=== What you need to do ===
Examine the entries below, count the lines holding the string "name", and respond with the number only.

— begin —

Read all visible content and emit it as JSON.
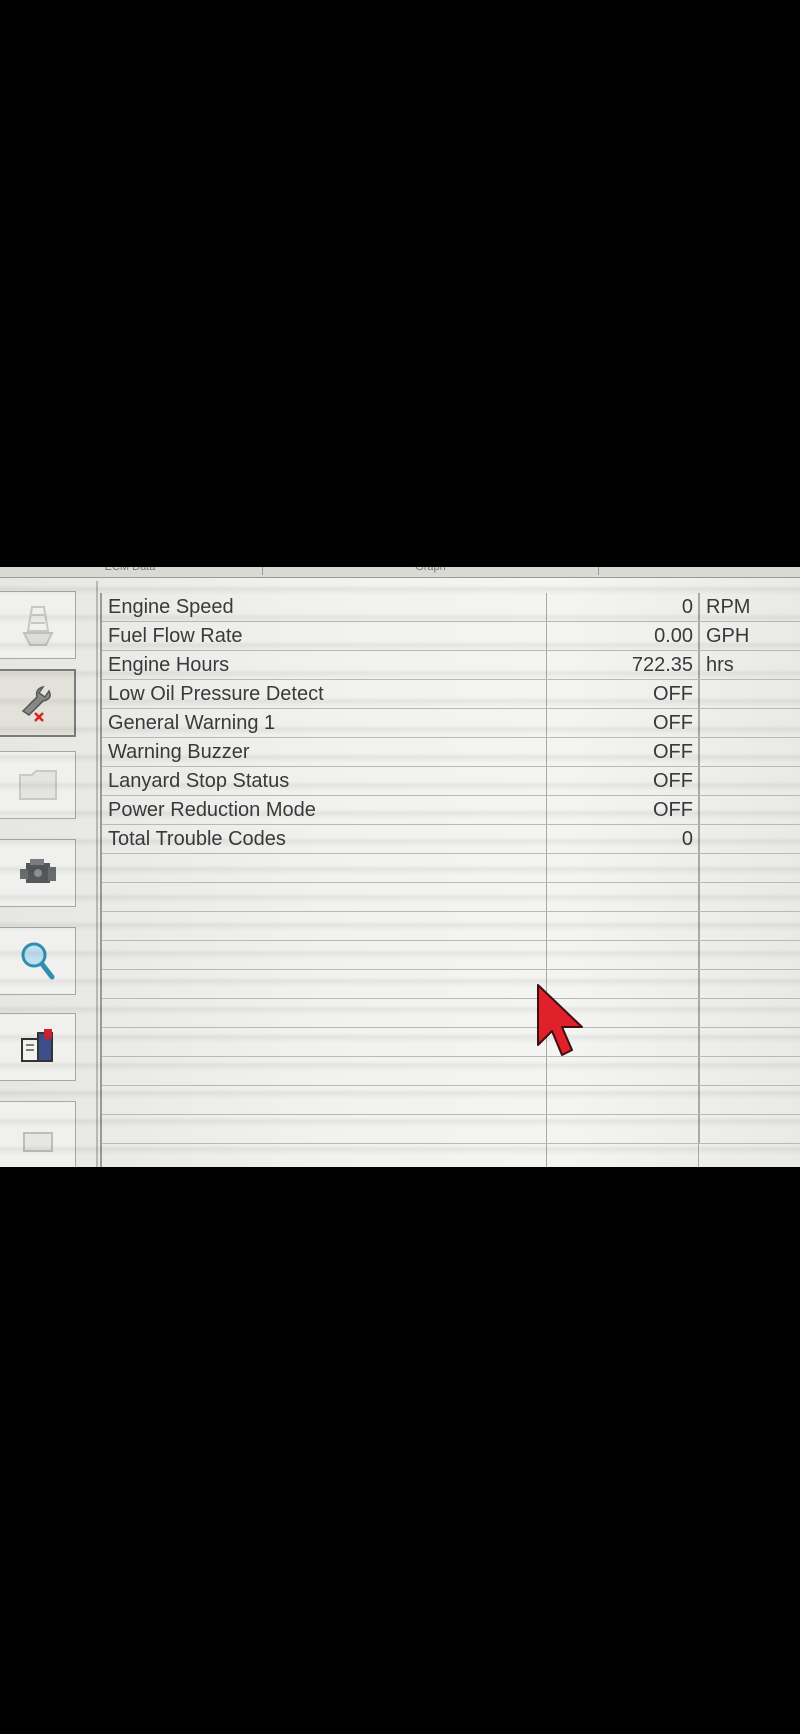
{
  "tabs": [
    "ECM Data",
    "Graph",
    ""
  ],
  "toolbar": {
    "items": [
      {
        "name": "boat-icon",
        "active": false
      },
      {
        "name": "wrench-fault-icon",
        "active": true
      },
      {
        "name": "folder-icon",
        "active": false
      },
      {
        "name": "engine-icon",
        "active": false
      },
      {
        "name": "magnifier-icon",
        "active": false
      },
      {
        "name": "manual-book-icon",
        "active": false
      },
      {
        "name": "document-icon",
        "active": false
      }
    ]
  },
  "rows": [
    {
      "label": "Engine Speed",
      "value": "0",
      "unit": "RPM"
    },
    {
      "label": "Fuel Flow Rate",
      "value": "0.00",
      "unit": "GPH"
    },
    {
      "label": "Engine Hours",
      "value": "722.35",
      "unit": "hrs"
    },
    {
      "label": "Low Oil Pressure Detect",
      "value": "OFF",
      "unit": ""
    },
    {
      "label": "General Warning 1",
      "value": "OFF",
      "unit": ""
    },
    {
      "label": "Warning Buzzer",
      "value": "OFF",
      "unit": ""
    },
    {
      "label": "Lanyard Stop Status",
      "value": "OFF",
      "unit": ""
    },
    {
      "label": "Power Reduction Mode",
      "value": "OFF",
      "unit": ""
    },
    {
      "label": "Total Trouble Codes",
      "value": "0",
      "unit": ""
    },
    {
      "label": "",
      "value": "",
      "unit": ""
    },
    {
      "label": "",
      "value": "",
      "unit": ""
    },
    {
      "label": "",
      "value": "",
      "unit": ""
    },
    {
      "label": "",
      "value": "",
      "unit": ""
    },
    {
      "label": "",
      "value": "",
      "unit": ""
    },
    {
      "label": "",
      "value": "",
      "unit": ""
    },
    {
      "label": "",
      "value": "",
      "unit": ""
    },
    {
      "label": "",
      "value": "",
      "unit": ""
    },
    {
      "label": "",
      "value": "",
      "unit": ""
    },
    {
      "label": "",
      "value": "",
      "unit": ""
    }
  ],
  "colors": {
    "cursor": "#e0202a",
    "text": "#3a3a3a",
    "background": "#f1f1ef"
  }
}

— end —

=== Problem solution ===
7